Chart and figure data
%%

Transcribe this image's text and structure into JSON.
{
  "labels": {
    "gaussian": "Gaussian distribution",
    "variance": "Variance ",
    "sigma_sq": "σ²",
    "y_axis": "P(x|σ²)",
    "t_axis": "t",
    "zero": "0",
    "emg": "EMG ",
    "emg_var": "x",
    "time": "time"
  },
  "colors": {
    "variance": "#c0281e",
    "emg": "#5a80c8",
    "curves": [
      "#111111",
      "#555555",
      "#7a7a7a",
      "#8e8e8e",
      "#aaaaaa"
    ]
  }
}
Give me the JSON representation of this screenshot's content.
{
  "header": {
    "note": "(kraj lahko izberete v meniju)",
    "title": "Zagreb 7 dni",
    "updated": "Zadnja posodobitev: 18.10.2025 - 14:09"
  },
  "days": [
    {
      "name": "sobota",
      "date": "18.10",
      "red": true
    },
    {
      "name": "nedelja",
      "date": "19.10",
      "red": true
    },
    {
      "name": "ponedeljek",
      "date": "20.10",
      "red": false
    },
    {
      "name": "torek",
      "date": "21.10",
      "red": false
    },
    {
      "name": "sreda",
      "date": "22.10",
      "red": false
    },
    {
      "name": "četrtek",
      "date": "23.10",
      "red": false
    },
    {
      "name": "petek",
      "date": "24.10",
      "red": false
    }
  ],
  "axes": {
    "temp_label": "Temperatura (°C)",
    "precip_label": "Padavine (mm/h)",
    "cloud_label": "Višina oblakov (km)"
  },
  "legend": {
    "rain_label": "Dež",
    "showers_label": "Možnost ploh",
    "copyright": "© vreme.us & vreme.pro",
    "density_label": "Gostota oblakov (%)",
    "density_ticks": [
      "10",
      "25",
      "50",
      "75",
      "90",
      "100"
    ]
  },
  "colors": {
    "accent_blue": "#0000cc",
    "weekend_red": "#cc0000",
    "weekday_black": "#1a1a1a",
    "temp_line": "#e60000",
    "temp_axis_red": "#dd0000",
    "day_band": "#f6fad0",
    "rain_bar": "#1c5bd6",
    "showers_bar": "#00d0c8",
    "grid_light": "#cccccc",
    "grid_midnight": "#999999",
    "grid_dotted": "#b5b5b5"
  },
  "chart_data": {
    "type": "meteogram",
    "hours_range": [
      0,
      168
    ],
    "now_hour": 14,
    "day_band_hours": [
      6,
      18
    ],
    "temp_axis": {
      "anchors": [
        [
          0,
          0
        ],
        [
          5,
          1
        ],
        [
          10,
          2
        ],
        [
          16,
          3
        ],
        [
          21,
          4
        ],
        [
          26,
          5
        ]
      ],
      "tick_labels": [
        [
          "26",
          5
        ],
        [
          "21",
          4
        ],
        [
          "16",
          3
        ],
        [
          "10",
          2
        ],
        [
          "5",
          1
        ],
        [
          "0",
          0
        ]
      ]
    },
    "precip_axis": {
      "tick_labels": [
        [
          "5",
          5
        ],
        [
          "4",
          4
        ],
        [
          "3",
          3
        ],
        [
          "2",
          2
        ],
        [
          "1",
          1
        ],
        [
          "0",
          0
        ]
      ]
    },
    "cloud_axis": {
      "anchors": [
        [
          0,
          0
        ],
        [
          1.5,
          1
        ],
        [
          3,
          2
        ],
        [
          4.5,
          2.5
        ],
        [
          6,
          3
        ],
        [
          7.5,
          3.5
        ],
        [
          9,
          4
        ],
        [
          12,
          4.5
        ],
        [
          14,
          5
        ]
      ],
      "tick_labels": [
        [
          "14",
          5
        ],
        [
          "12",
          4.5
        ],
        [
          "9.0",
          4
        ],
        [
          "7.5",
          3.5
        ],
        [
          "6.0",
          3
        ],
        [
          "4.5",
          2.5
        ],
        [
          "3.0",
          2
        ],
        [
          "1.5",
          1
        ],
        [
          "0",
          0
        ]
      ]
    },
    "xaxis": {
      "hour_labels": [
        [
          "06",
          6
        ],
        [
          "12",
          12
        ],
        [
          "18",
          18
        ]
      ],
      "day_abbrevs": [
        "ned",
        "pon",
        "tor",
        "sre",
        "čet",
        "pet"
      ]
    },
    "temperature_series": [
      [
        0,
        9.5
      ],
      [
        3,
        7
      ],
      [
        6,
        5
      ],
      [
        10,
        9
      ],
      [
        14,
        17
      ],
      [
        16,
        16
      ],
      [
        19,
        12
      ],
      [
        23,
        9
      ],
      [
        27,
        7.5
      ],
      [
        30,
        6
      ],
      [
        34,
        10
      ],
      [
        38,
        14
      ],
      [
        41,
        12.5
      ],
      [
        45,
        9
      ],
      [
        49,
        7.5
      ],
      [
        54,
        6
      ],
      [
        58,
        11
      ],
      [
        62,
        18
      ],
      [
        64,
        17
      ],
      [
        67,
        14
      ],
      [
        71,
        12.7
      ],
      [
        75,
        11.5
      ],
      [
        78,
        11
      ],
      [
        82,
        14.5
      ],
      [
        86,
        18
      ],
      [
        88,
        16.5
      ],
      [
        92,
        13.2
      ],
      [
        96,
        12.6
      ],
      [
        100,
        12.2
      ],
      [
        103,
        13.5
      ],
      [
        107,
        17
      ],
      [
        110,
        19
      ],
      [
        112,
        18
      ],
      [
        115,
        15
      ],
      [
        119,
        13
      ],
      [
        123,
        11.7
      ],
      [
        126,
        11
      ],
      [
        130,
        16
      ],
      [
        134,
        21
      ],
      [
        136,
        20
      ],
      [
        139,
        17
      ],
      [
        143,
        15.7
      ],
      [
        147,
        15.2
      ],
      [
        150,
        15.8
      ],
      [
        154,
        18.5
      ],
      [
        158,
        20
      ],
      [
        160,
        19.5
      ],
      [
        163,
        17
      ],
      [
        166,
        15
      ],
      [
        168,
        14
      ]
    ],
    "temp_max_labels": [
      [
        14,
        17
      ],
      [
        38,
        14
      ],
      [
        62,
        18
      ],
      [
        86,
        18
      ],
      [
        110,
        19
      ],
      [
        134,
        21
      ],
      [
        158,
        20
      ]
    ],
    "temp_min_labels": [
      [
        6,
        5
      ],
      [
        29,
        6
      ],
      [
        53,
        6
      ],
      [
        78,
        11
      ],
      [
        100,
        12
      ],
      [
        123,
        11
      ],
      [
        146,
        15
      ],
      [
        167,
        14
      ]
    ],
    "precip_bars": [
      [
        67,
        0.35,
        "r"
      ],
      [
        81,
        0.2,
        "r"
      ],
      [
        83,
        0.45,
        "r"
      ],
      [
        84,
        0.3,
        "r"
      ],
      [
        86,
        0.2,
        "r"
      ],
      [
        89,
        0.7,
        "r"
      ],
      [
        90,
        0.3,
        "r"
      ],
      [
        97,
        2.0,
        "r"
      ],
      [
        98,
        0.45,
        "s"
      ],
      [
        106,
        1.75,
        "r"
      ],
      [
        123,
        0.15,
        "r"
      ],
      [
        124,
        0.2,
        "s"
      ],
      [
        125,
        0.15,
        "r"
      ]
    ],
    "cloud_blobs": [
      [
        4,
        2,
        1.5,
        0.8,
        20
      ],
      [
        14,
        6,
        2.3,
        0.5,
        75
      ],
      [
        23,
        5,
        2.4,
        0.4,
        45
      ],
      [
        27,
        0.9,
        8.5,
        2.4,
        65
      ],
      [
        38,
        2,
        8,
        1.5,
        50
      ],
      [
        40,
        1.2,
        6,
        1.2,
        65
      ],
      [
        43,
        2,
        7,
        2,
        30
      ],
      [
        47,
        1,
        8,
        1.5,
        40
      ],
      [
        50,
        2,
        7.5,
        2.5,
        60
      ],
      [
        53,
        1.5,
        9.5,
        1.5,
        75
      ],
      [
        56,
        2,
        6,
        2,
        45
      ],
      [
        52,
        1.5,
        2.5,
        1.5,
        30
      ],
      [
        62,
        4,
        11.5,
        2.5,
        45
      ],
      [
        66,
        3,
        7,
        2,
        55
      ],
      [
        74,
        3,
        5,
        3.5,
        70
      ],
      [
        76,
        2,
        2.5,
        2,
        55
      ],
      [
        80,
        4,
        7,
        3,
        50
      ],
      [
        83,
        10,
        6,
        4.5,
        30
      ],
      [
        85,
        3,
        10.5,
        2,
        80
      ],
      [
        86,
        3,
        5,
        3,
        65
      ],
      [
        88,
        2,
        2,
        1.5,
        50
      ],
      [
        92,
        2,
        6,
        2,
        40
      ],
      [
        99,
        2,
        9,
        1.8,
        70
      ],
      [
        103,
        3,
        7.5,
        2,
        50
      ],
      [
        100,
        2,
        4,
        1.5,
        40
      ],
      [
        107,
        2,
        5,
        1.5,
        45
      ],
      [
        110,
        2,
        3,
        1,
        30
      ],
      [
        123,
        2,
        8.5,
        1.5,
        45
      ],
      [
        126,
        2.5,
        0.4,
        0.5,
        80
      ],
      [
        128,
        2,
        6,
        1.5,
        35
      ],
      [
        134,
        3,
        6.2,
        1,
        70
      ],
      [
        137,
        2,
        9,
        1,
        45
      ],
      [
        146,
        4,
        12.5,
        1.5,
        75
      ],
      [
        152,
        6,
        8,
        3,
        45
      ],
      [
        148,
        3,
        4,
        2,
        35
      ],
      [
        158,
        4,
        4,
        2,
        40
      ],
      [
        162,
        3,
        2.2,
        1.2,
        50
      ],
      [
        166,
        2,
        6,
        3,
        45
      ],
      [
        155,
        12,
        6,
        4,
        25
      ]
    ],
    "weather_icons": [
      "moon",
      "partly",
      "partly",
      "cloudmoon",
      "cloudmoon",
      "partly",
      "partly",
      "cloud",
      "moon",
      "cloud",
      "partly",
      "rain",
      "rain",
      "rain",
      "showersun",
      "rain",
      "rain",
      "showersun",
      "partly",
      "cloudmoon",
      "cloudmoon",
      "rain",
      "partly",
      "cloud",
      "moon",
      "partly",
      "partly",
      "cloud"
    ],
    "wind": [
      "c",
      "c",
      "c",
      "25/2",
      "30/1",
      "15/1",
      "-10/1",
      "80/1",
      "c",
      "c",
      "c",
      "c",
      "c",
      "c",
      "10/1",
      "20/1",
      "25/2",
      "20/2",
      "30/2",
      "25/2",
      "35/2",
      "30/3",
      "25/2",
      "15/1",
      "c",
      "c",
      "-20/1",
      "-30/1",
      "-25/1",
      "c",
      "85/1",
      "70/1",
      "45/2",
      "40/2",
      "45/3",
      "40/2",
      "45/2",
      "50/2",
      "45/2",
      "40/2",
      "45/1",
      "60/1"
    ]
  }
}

%%

Going through the lines above one by one, tally those with the word "oblakov" and give only the total.

FINAL ANSWER. 2